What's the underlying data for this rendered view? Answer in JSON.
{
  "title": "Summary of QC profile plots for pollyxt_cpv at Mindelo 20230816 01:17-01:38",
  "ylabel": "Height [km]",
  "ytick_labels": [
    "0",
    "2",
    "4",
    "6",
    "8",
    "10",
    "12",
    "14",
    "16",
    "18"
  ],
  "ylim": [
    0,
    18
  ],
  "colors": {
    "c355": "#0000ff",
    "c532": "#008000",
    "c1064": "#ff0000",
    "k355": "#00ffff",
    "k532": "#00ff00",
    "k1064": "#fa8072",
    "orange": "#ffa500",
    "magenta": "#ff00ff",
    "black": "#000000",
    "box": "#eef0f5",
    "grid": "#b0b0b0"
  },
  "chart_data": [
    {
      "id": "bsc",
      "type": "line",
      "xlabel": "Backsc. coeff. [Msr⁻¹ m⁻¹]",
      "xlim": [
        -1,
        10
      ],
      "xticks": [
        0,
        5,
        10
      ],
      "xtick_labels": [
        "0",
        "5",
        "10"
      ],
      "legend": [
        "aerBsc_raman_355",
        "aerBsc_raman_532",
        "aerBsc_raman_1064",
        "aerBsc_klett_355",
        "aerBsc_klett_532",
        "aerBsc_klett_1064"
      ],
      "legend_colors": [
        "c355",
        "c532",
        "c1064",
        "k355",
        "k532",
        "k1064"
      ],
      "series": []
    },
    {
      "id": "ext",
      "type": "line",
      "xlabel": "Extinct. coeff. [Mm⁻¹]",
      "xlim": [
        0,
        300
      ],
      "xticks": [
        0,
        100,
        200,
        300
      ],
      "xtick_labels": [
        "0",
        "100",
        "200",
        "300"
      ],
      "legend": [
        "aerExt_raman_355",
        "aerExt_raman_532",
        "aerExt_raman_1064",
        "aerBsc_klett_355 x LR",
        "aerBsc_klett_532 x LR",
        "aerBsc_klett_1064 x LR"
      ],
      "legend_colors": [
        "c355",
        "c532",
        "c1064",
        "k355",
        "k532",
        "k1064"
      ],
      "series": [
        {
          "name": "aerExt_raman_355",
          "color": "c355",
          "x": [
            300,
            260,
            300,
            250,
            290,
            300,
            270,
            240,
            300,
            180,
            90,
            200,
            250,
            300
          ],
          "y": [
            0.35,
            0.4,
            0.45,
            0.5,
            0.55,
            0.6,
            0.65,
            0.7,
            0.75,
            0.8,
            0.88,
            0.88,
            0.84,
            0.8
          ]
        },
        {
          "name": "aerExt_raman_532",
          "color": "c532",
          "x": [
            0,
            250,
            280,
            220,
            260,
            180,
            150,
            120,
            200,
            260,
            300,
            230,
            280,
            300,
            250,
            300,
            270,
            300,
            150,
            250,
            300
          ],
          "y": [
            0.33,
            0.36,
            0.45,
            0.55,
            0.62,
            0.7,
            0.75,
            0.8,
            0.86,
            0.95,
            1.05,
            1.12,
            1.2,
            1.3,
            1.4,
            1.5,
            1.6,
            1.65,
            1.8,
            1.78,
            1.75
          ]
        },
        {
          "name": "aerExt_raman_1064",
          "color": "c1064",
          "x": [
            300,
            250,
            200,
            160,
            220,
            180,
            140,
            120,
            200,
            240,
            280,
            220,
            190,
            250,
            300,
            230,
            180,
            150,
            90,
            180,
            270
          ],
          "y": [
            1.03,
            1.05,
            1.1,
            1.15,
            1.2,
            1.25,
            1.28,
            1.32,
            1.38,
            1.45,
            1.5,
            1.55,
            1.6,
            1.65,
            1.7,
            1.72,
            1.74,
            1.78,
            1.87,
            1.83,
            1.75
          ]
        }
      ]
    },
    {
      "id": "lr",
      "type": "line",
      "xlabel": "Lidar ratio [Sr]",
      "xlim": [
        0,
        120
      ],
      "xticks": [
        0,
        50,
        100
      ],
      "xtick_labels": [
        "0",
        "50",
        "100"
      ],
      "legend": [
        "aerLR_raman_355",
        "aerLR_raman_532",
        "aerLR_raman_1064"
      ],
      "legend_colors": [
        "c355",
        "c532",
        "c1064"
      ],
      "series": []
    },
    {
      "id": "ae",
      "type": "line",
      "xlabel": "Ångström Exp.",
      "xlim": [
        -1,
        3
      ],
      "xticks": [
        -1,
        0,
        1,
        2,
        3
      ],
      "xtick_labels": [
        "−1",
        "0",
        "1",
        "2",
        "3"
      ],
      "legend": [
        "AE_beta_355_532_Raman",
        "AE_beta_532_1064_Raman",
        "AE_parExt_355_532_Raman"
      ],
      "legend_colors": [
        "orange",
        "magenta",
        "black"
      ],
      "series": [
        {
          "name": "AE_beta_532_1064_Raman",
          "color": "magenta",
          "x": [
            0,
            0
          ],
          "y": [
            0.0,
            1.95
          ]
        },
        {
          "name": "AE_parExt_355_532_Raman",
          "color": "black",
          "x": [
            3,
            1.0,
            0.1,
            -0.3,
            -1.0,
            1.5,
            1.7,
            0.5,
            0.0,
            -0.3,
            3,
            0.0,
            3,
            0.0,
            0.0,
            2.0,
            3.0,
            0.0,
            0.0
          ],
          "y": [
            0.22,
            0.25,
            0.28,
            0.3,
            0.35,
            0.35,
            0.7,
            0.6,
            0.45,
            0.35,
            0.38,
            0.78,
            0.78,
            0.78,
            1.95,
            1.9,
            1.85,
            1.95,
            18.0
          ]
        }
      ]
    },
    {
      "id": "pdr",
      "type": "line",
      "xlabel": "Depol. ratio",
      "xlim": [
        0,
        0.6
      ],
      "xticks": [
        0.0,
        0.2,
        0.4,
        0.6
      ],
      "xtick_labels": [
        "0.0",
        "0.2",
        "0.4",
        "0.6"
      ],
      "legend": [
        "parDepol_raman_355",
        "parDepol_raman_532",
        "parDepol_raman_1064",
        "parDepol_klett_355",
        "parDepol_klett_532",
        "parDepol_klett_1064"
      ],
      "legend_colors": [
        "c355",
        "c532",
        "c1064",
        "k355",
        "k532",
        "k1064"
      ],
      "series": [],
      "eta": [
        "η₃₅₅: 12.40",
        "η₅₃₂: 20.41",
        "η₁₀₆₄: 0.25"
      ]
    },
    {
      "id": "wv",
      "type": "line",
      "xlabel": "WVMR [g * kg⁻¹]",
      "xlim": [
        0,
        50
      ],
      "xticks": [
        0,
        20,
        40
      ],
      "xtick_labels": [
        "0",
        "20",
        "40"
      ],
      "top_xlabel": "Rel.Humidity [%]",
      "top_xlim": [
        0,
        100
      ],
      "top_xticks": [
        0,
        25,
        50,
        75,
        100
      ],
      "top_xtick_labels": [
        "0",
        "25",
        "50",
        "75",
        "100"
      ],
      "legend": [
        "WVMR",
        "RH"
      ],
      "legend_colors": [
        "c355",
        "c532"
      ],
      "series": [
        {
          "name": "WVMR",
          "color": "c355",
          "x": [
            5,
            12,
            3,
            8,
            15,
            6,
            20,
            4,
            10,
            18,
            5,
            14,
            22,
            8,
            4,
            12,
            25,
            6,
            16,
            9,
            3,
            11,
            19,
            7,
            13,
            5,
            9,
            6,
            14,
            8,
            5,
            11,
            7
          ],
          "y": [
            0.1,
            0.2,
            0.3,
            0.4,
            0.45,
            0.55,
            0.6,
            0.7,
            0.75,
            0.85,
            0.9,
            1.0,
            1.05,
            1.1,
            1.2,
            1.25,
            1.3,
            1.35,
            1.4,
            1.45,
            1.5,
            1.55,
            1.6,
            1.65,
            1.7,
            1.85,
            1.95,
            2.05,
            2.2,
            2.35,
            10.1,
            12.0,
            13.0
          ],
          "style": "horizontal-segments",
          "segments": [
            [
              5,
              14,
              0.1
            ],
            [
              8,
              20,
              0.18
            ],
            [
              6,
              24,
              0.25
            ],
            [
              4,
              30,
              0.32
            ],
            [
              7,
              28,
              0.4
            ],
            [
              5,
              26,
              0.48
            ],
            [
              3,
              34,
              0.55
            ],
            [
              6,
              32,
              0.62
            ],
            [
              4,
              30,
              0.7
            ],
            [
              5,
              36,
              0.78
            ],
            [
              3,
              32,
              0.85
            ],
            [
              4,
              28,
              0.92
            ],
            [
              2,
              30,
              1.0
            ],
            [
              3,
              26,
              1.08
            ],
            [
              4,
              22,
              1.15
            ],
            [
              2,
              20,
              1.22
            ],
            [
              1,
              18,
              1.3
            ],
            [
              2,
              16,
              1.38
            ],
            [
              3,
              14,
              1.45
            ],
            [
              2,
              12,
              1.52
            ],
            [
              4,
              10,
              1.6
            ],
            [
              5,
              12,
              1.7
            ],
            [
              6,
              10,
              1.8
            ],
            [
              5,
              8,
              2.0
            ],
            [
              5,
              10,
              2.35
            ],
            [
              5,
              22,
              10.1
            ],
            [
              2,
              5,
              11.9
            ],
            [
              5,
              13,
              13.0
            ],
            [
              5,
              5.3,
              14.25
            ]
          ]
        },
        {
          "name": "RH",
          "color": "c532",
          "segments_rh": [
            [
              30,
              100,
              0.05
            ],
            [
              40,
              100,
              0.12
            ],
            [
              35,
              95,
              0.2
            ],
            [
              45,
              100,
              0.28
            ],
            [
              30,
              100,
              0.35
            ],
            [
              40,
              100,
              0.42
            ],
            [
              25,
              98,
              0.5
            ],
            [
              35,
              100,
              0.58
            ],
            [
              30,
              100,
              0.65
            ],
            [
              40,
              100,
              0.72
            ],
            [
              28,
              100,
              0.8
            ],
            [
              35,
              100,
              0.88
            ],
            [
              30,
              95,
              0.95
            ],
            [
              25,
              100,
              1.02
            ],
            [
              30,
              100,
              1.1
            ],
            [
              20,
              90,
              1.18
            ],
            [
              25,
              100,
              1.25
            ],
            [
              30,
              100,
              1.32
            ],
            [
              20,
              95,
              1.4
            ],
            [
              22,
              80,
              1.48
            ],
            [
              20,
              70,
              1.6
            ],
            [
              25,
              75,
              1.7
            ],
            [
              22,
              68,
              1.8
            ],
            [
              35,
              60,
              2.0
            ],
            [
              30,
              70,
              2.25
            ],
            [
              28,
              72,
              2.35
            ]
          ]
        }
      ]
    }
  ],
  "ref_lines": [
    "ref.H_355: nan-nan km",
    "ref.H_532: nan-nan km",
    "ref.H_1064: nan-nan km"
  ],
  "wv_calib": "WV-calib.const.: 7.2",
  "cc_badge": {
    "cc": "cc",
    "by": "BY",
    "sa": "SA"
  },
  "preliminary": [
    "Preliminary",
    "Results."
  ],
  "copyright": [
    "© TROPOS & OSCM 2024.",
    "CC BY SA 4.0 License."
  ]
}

Work required. Using the listing above, pull out all lines that hold the word "name".

Task result.
          "name": "aerExt_raman_355",
          "name": "aerExt_raman_532",
          "name": "aerExt_raman_1064",
          "name": "AE_beta_532_1064_Raman",
          "name": "AE_parExt_355_532_Raman",
          "name": "WVMR",
          "name": "RH",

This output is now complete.